Begin EXERCISE INPUTS

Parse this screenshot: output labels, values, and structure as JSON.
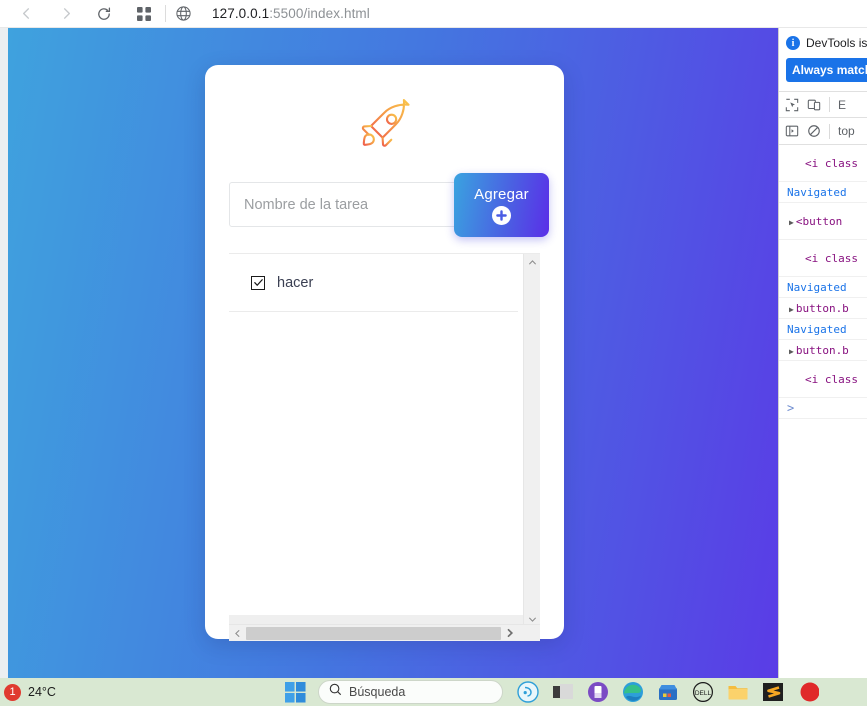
{
  "browser": {
    "back_label": "Back",
    "forward_label": "Forward",
    "reload_label": "Reload",
    "tabs_label": "Tab search",
    "url_host": "127.0.0.1",
    "url_path": ":5500/index.html"
  },
  "app": {
    "logo_icon": "rocket-icon",
    "input": {
      "value": "",
      "placeholder": "Nombre de la tarea"
    },
    "add_button": {
      "label": "Agregar",
      "icon": "plus-circle-icon"
    },
    "tasks": [
      {
        "label": "hacer",
        "checked": true
      }
    ],
    "scroll": {
      "v_up_icon": "chevron-up-icon",
      "v_down_icon": "chevron-down-icon",
      "h_left_icon": "chevron-left-icon",
      "h_right_icon": "chevron-right-icon"
    },
    "colors": {
      "bg_gradient_start": "#3fa2de",
      "bg_gradient_end": "#5a3ce6",
      "button_gradient_start": "#3aa3e0",
      "button_gradient_end": "#5a2ee8",
      "rocket_start": "#f8c14a",
      "rocket_end": "#ef5f4c"
    }
  },
  "devtools": {
    "notice_text": "DevTools is",
    "notice_icon": "info-icon",
    "always_match_label": "Always match",
    "toolbar": {
      "inspect_icon": "inspect-element-icon",
      "device_icon": "device-toolbar-icon",
      "elements_tab": "E",
      "sidebar_icon": "console-sidebar-icon",
      "clear_icon": "clear-console-icon",
      "context": "top"
    },
    "console_rows": [
      {
        "kind": "html",
        "text": "<i class"
      },
      {
        "kind": "nav",
        "text": "Navigated"
      },
      {
        "kind": "node",
        "text": "<button"
      },
      {
        "kind": "html",
        "text": "<i class"
      },
      {
        "kind": "nav",
        "text": "Navigated"
      },
      {
        "kind": "node",
        "text": "button.b"
      },
      {
        "kind": "nav",
        "text": "Navigated"
      },
      {
        "kind": "node",
        "text": "button.b"
      },
      {
        "kind": "html",
        "text": "<i class"
      }
    ],
    "prompt": ">"
  },
  "taskbar": {
    "weather_badge": "1",
    "weather_temp": "24°C",
    "start_label": "Start",
    "search_placeholder": "Búsqueda",
    "icons": [
      "copilot-icon",
      "task-view-icon",
      "app-purple-icon",
      "edge-icon",
      "microsoft-store-icon",
      "dell-icon",
      "file-explorer-icon",
      "sublime-text-icon",
      "red-app-icon"
    ]
  }
}
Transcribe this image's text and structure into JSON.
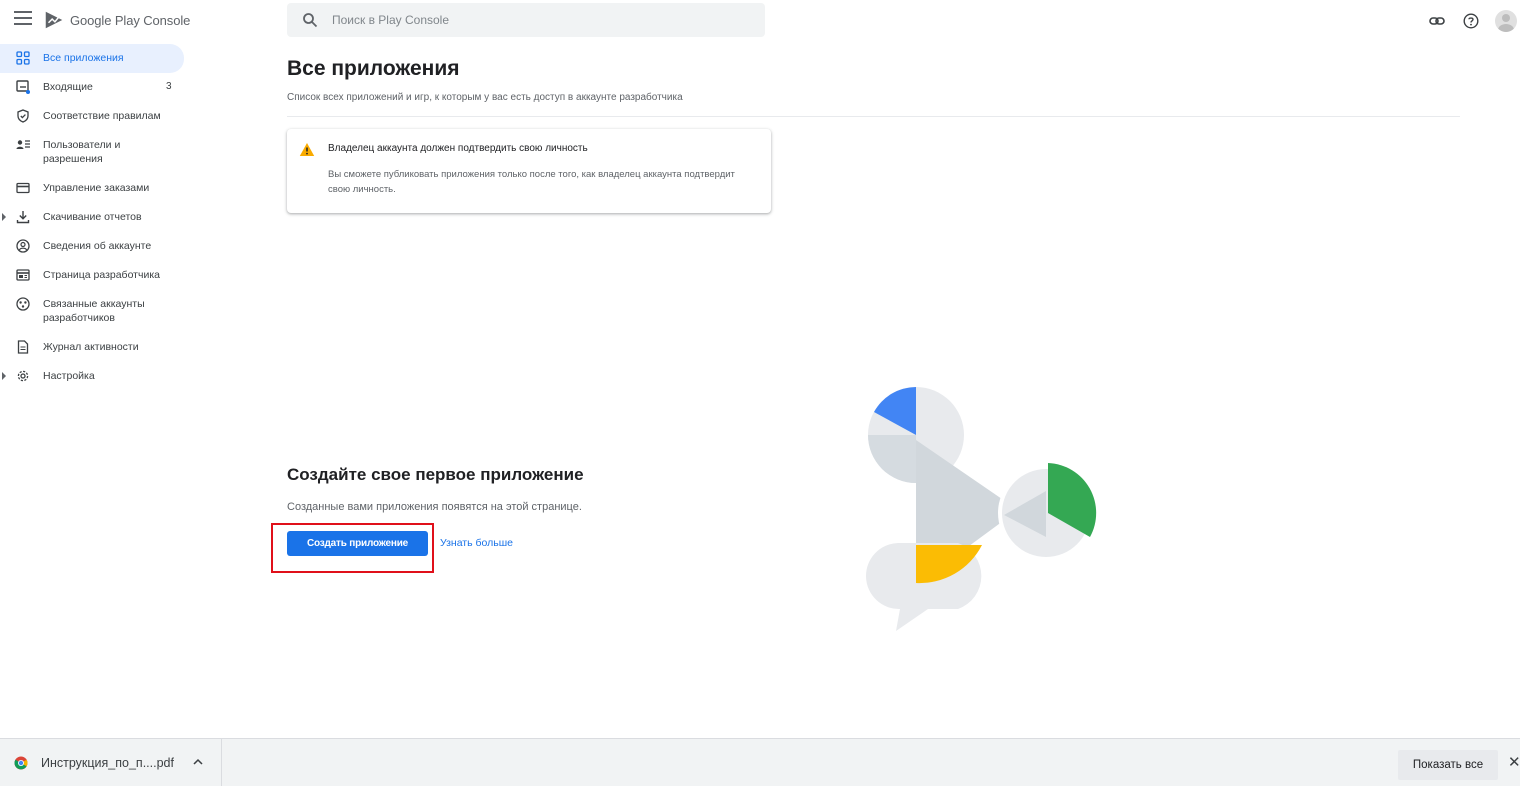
{
  "header": {
    "brand_primary": "Google Play",
    "brand_secondary": "Console",
    "search_placeholder": "Поиск в Play Console"
  },
  "sidebar": {
    "items": [
      {
        "label": "Все приложения",
        "icon": "grid-icon",
        "active": true
      },
      {
        "label": "Входящие",
        "icon": "inbox-icon",
        "badge": "3"
      },
      {
        "label": "Соответствие правилам",
        "icon": "shield-icon"
      },
      {
        "label": "Пользователи и разрешения",
        "icon": "users-icon"
      },
      {
        "label": "Управление заказами",
        "icon": "card-icon"
      },
      {
        "label": "Скачивание отчетов",
        "icon": "download-icon",
        "expandable": true
      },
      {
        "label": "Сведения об аккаунте",
        "icon": "account-icon"
      },
      {
        "label": "Страница разработчика",
        "icon": "dev-page-icon"
      },
      {
        "label": "Связанные аккаунты разработчиков",
        "icon": "linked-accounts-icon"
      },
      {
        "label": "Журнал активности",
        "icon": "document-icon"
      },
      {
        "label": "Настройка",
        "icon": "gear-icon",
        "expandable": true
      }
    ]
  },
  "main": {
    "title": "Все приложения",
    "subtitle": "Список всех приложений и игр, к которым у вас есть доступ в аккаунте разработчика",
    "warning": {
      "title": "Владелец аккаунта должен подтвердить свою личность",
      "body": "Вы сможете публиковать приложения только после того, как владелец аккаунта подтвердит свою личность."
    },
    "empty_state": {
      "title": "Создайте свое первое приложение",
      "subtitle": "Созданные вами приложения появятся на этой странице.",
      "create_button": "Создать приложение",
      "learn_more": "Узнать больше"
    }
  },
  "download_bar": {
    "file_name": "Инструкция_по_п....pdf",
    "show_all": "Показать все",
    "close": "✕"
  },
  "colors": {
    "accent": "#1a73e8",
    "highlight": "#e0101a",
    "illustration_blue": "#4285f4",
    "illustration_green": "#34a853",
    "illustration_yellow": "#fbbc04",
    "warning": "#f9ab00"
  }
}
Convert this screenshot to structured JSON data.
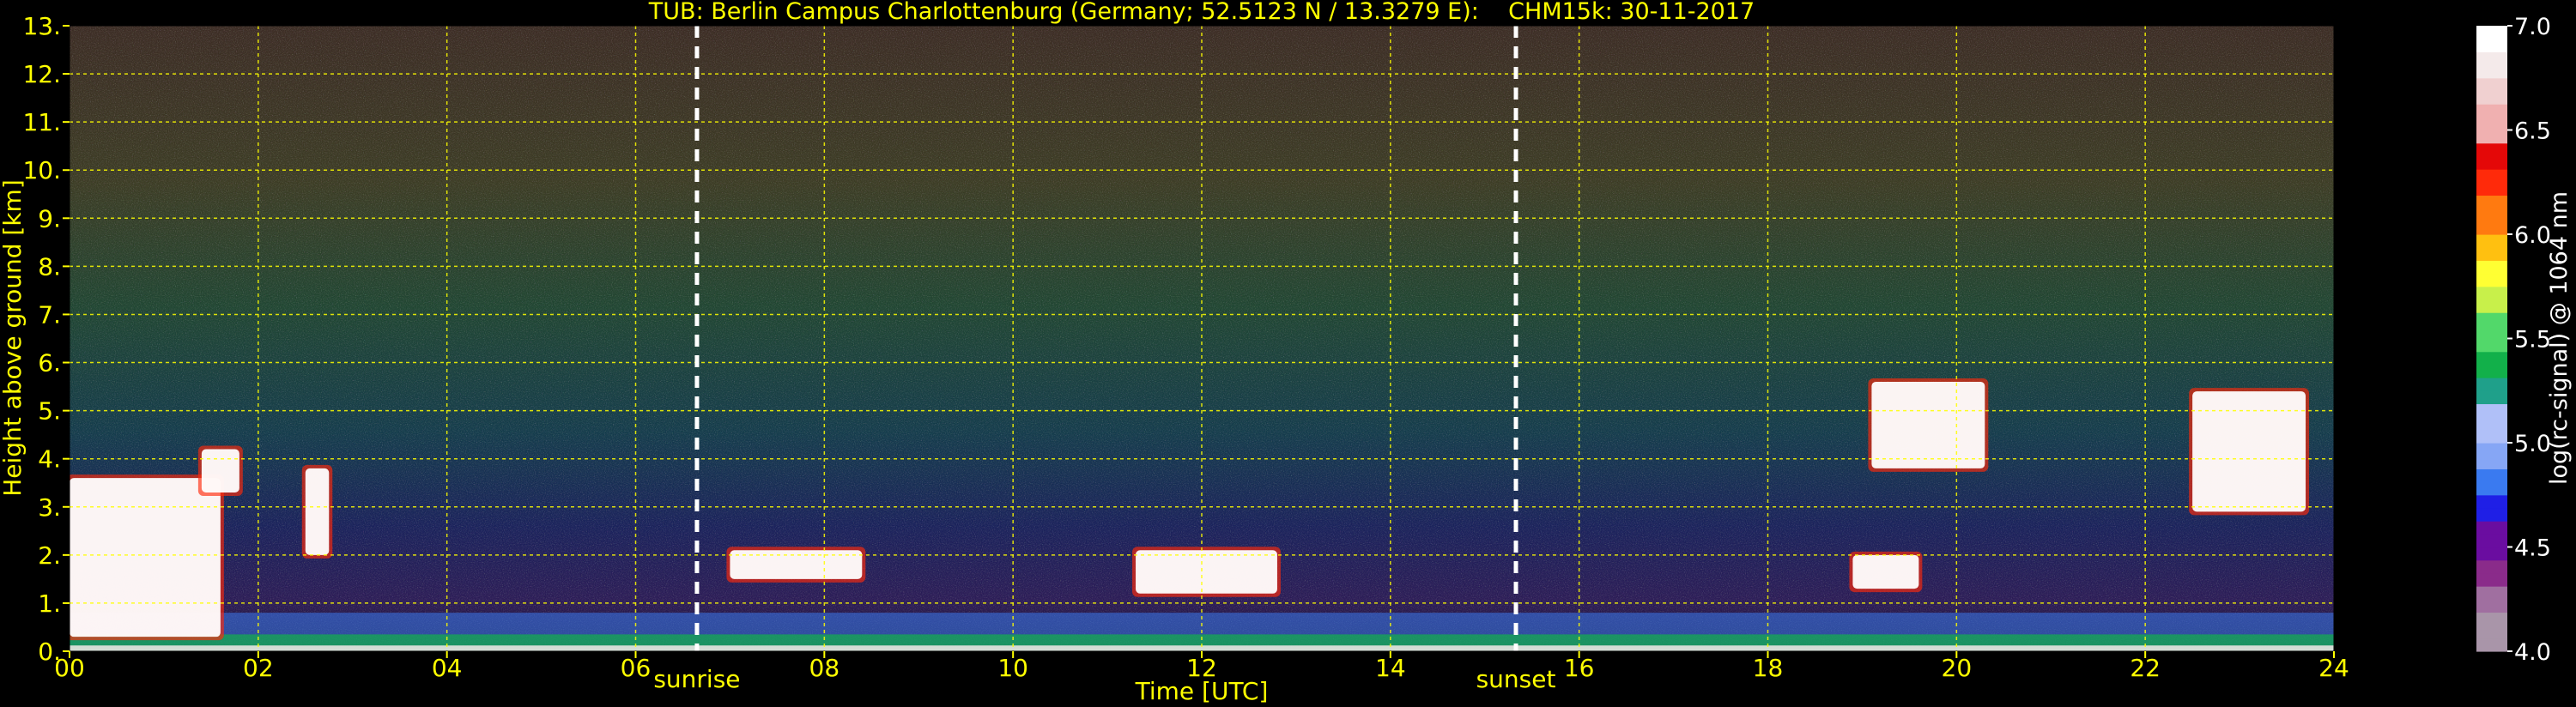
{
  "chart_data": {
    "type": "heatmap",
    "title": "TUB: Berlin Campus Charlottenburg (Germany; 52.5123 N / 13.3279 E):    CHM15k: 30-11-2017",
    "xlabel": "Time [UTC]",
    "ylabel": "Height above ground [km]",
    "xlim": [
      0,
      24
    ],
    "ylim": [
      0,
      13
    ],
    "x_ticks": [
      "00",
      "02",
      "04",
      "06",
      "08",
      "10",
      "12",
      "14",
      "16",
      "18",
      "20",
      "22",
      "24"
    ],
    "y_ticks": [
      "0.",
      "1.",
      "2.",
      "3.",
      "4.",
      "5.",
      "6.",
      "7.",
      "8.",
      "9.",
      "10.",
      "11.",
      "12.",
      "13."
    ],
    "grid": true,
    "markers": [
      {
        "label": "sunrise",
        "time_utc": 6.65
      },
      {
        "label": "sunset",
        "time_utc": 15.33
      }
    ],
    "colorbar": {
      "label": "log(rc-signal) @ 1064 nm",
      "range": [
        4.0,
        7.0
      ],
      "ticks": [
        "4.0",
        "4.5",
        "5.0",
        "5.5",
        "6.0",
        "6.5",
        "7.0"
      ]
    },
    "features": [
      {
        "name": "boundary layer",
        "t": [
          0,
          24
        ],
        "h": [
          0.0,
          0.8
        ]
      },
      {
        "name": "low cloud",
        "t": [
          0.0,
          1.6
        ],
        "h": [
          0.3,
          3.6
        ]
      },
      {
        "name": "cloud",
        "t": [
          1.4,
          1.8
        ],
        "h": [
          3.3,
          4.2
        ]
      },
      {
        "name": "cloud",
        "t": [
          2.5,
          2.75
        ],
        "h": [
          2.0,
          3.8
        ]
      },
      {
        "name": "cloud",
        "t": [
          7.0,
          8.4
        ],
        "h": [
          1.5,
          2.1
        ]
      },
      {
        "name": "cloud",
        "t": [
          11.3,
          12.8
        ],
        "h": [
          1.2,
          2.1
        ]
      },
      {
        "name": "cloud",
        "t": [
          18.9,
          19.6
        ],
        "h": [
          1.3,
          2.0
        ]
      },
      {
        "name": "mid cloud",
        "t": [
          19.1,
          20.3
        ],
        "h": [
          3.8,
          5.6
        ]
      },
      {
        "name": "mid cloud",
        "t": [
          22.5,
          23.7
        ],
        "h": [
          2.9,
          5.4
        ]
      }
    ]
  },
  "colors": {
    "axis_text": "#ffff00",
    "grid": "#ffff00",
    "background": "#000000",
    "colormap": [
      "#a995a9",
      "#a06fa0",
      "#8a2b8a",
      "#6a0da0",
      "#1f1fe6",
      "#3a7af0",
      "#86a6f5",
      "#b0c0f8",
      "#1fa08a",
      "#12b04a",
      "#52d86a",
      "#c8f04a",
      "#ffff33",
      "#ffc010",
      "#ff7a10",
      "#ff2a0a",
      "#e40808",
      "#f0b0b0",
      "#f0d0d0",
      "#f4eaea",
      "#ffffff"
    ]
  }
}
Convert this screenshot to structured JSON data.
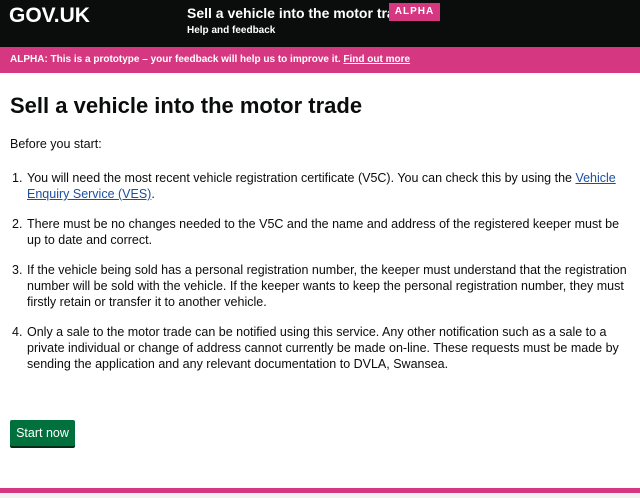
{
  "header": {
    "logo": "GOV.UK",
    "service_name": "Sell a vehicle into the motor trade",
    "phase_tag": "ALPHA",
    "help_link": "Help and feedback"
  },
  "banner": {
    "text": "ALPHA: This is a prototype – your feedback will help us to improve it.",
    "link": "Find out more"
  },
  "main": {
    "title": "Sell a vehicle into the motor trade",
    "lede": "Before you start:",
    "items": [
      {
        "number": "1.",
        "text_before": "You will need the most recent vehicle registration certificate (V5C). You can check this by using the ",
        "link": "Vehicle Enquiry Service (VES)",
        "text_after": "."
      },
      {
        "number": "2.",
        "text": "There must be no changes needed to the V5C and the name and address of the registered keeper must be up to date and correct."
      },
      {
        "number": "3.",
        "text": "If the vehicle being sold has a personal registration number, the keeper must understand that the registration number will be sold with the vehicle. If the keeper wants to keep the personal registration number, they must firstly retain or transfer it to another vehicle."
      },
      {
        "number": "4.",
        "text": "Only a sale to the motor trade can be notified using this service. Any other notification such as a sale to a private individual or change of address cannot currently be made on-line. These requests must be made by sending the application and any relevant documentation to DVLA, Swansea."
      }
    ],
    "start_button": "Start now"
  },
  "colors": {
    "header_bg": "#0b0c0c",
    "accent_pink": "#d53880",
    "button_green": "#00703c",
    "link_blue": "#1d4fa1"
  }
}
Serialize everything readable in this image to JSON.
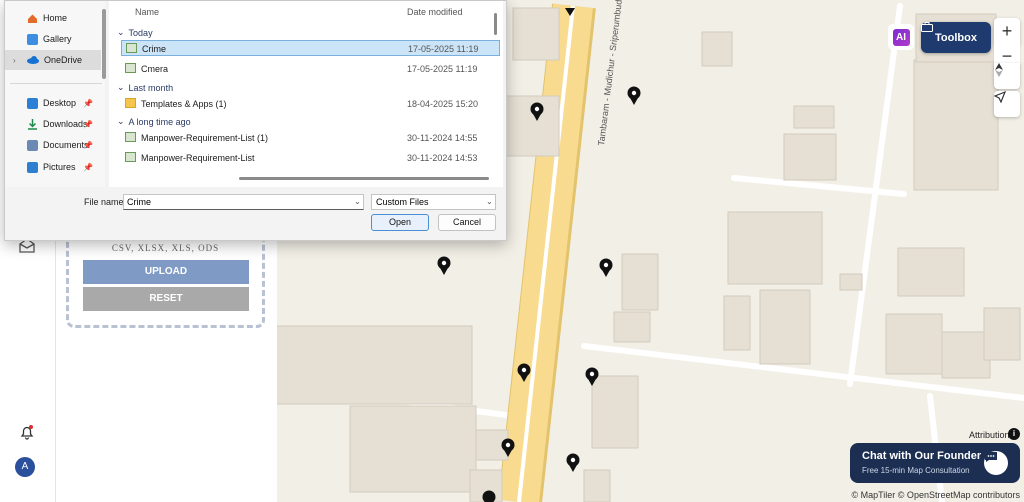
{
  "map": {
    "road_label": "Tambaram - Mudichur - Sriperumbudur",
    "toolbox_label": "Toolbox",
    "ai_icon": "ai-sparkle-icon",
    "zoom_in": "+",
    "zoom_out": "−",
    "attribution": "Attribution",
    "attribution_icon": "i",
    "copyright": "© MapTiler © OpenStreetMap contributors",
    "founder_title": "Chat with Our Founder",
    "founder_subtitle": "Free 15-min Map Consultation"
  },
  "panel": {
    "formats": "CSV, XLSX, XLS, ODS",
    "upload": "UPLOAD",
    "reset": "RESET",
    "avatar": "A"
  },
  "dialog": {
    "nav": [
      {
        "label": "Home",
        "icon": "home-icon"
      },
      {
        "label": "Gallery",
        "icon": "gallery-icon"
      },
      {
        "label": "OneDrive",
        "icon": "cloud-icon"
      },
      {
        "label": "Desktop",
        "icon": "desktop-icon"
      },
      {
        "label": "Downloads",
        "icon": "download-icon"
      },
      {
        "label": "Documents",
        "icon": "documents-icon"
      },
      {
        "label": "Pictures",
        "icon": "pictures-icon"
      }
    ],
    "columns": {
      "name": "Name",
      "date": "Date modified"
    },
    "groups": {
      "today": "Today",
      "last_month": "Last month",
      "long_ago": "A long time ago"
    },
    "files": [
      {
        "name": "Crime",
        "date": "17-05-2025 11:19"
      },
      {
        "name": "Cmera",
        "date": "17-05-2025 11:19"
      },
      {
        "name": "Templates & Apps (1)",
        "date": "18-04-2025 15:20"
      },
      {
        "name": "Manpower-Requirement-List (1)",
        "date": "30-11-2024 14:55"
      },
      {
        "name": "Manpower-Requirement-List",
        "date": "30-11-2024 14:53"
      }
    ],
    "file_name_label": "File name:",
    "file_name_value": "Crime",
    "file_type": "Custom Files",
    "open": "Open",
    "cancel": "Cancel"
  }
}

End EXERCISE INPUTS

> WHAT IS REQUIRED
Locate each line with the word "address" and copy it.

> REPLY TO THE EXERCISE
        "text": "There must be no changes needed to the V5C and the name and address of the registered keeper must be up to date and correct."
        "text": "Only a sale to the motor trade can be notified using this service. Any other notification such as a sale to a private individual or change of address cannot currently be made on-line. These requests must be made by sending the application and any relevant documentation to DVLA, Swansea."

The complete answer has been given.